>>>

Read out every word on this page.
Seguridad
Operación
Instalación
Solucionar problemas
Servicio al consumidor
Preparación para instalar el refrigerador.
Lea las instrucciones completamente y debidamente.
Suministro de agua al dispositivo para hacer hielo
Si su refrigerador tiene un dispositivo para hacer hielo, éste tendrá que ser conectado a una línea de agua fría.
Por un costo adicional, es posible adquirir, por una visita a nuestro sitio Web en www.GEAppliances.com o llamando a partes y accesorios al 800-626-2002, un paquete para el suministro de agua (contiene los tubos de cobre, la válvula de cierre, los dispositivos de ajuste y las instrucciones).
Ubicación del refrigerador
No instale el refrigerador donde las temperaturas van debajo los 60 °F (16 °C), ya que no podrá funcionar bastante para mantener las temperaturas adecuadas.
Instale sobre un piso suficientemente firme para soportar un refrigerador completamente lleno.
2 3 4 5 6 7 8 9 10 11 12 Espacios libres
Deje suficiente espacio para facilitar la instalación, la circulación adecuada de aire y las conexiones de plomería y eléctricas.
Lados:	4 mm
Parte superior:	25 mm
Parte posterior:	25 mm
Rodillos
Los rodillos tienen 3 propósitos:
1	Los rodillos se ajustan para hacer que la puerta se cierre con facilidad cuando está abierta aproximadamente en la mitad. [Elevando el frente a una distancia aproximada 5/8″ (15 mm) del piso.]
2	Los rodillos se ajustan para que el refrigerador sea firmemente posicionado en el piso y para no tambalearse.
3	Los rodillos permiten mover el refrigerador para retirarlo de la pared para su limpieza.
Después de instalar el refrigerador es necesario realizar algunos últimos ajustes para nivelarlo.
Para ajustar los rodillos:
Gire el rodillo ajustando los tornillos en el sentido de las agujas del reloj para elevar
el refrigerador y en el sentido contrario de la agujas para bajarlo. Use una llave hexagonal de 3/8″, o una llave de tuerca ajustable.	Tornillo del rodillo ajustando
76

<<<

# WHAT THE EXERCISE ASKS
Lines of the material that contain the word "hielo" are to be gathered.

# WRITTEN ANSWER
Suministro de agua al dispositivo para hacer hielo
Si su refrigerador tiene un dispositivo para hacer hielo, éste tendrá que ser conectado a una línea de agua fría.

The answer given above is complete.